Problems and tasks:
(A) In the Spark thread, what return type does the reply specify for the user-defined function?
(B) Reproduce the passage of the Spark thread that begins with the words containing "# put your SQL" and ends with "result = sqlContext.sql(query)".
## Start Excerpt provided
Reputation: 281
I am new to Spark programming and have a scenario to assign a value when a set of values appear in my input. Below is a tradition SQL code I would use to accomplish my task. Need to do the same in Spark.
Sql Code:
SELECT CASE WHEN c.Number IN ( '1121231', '31242323' ) THEN 1
ELSE 2 END AS Test
FROM Input c
I am aware of using when
in spark with just one condition.
Input.select(when(Input.Number==1121231,1).otherwise(2).alias("Test")).show()
Upvotes: 2
Views: 16946
Reputation: 3911
I'm assuming you're working with Spark DataFrames, not RDDs. One thing to note is that you can run SQL queries directly on a DataFrame:
# register the DataFrame so we can refer to it in queries
sqlContext.registerDataFrameAsTable(df, "df")
# put your SQL query in a string
query = """SELECT CASE WHEN
df.number IN ('1121231', '31242323') THEN 1 ELSE 2 END AS test
FROM df"""
result = sqlContext.sql(query)
result.show()
You can also use select
by creating a user-defined function that mimics your query's case statement:
from pyspark.sql.types import *
from pyspark.sql.functions import udf
# need to pass inner function through udf() so it can operate on Columns
# also need to specify return type
column_in_list = udf(
lambda column: 1 if column in ['1121231', '31242323'] else 2,
IntegerType()
)
# call function on column, name resulting column "transformed"
result = df.select(column_in_list(df.number).alias("transformed"))
result.show()
Upvotes: 6
## End Excerpt provided
## Start Provided records
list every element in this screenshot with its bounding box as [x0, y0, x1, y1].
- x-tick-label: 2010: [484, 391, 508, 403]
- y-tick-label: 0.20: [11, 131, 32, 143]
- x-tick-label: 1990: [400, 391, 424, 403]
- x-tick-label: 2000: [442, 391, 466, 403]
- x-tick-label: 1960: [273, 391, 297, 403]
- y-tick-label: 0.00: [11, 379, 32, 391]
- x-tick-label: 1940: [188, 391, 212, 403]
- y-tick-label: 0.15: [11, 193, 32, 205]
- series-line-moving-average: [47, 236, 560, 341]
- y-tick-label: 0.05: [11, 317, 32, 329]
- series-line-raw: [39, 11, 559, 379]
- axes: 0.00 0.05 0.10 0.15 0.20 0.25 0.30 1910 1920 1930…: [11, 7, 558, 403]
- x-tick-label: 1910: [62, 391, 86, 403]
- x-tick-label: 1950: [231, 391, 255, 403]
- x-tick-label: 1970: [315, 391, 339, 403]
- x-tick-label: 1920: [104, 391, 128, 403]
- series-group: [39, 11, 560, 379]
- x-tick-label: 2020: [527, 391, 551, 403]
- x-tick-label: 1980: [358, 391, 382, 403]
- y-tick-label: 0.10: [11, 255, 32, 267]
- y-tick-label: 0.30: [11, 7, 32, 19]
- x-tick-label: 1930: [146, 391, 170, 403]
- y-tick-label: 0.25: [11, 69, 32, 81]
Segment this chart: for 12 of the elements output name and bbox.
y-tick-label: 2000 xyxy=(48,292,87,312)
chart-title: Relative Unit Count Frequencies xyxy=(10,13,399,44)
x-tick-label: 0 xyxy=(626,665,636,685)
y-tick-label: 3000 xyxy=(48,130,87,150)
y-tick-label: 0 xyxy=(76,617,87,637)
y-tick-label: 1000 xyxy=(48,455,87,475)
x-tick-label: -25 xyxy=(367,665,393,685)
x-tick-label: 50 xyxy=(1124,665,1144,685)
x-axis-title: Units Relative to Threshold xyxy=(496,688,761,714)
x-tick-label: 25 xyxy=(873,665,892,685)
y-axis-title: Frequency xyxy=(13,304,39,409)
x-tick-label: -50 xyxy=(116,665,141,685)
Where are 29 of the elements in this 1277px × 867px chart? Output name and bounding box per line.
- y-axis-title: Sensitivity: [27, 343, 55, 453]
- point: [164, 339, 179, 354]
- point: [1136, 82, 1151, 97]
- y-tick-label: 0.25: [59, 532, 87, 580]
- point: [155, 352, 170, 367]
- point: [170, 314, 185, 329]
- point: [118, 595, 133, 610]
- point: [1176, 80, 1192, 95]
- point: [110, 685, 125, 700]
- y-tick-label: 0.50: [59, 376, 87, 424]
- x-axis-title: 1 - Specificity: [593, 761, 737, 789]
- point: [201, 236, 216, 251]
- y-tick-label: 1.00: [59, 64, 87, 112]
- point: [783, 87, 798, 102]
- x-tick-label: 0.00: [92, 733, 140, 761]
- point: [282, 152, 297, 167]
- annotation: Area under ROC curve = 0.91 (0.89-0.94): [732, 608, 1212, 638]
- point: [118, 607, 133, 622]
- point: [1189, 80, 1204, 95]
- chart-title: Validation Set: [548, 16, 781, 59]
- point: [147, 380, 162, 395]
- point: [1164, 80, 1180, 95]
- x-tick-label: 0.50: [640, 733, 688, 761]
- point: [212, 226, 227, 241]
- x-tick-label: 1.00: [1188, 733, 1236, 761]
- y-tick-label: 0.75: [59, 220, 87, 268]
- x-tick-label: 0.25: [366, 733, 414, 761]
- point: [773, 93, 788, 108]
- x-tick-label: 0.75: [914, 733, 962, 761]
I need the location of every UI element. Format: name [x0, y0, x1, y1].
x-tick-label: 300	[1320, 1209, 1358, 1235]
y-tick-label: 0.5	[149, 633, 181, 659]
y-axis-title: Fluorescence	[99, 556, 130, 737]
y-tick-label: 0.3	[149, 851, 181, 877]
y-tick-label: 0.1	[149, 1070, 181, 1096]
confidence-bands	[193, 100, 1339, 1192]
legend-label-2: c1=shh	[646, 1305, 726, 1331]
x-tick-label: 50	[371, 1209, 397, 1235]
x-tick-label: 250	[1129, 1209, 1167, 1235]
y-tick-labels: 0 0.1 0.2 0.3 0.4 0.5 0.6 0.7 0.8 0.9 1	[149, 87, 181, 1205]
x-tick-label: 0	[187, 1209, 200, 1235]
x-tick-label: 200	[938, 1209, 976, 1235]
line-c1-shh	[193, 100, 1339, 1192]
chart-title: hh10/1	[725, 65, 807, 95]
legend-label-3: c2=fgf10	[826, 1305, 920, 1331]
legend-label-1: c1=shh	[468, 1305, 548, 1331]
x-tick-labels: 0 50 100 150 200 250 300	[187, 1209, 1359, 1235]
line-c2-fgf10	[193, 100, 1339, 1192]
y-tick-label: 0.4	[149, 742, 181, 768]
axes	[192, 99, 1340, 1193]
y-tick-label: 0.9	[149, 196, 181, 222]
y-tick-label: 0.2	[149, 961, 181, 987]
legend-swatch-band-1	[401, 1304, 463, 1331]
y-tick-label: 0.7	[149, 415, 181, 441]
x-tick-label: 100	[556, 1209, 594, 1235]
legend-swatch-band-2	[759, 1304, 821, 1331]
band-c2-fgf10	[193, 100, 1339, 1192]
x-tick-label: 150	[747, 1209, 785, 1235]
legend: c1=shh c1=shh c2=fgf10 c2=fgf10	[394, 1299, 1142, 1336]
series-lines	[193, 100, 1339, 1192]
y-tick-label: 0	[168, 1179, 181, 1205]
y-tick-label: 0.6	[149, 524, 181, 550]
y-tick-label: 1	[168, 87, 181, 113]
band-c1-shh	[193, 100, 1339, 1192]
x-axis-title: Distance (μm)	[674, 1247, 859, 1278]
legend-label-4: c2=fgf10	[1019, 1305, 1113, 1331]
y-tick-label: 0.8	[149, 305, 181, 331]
## End Provided records
Task solutions:
(A) IntegerType()

(B)
# put your SQL query in a string
query = """SELECT CASE WHEN
df.number IN ('1121231', '31242323') THEN 1 ELSE 2 END AS test
FROM df"""
result = sqlContext.sql(query)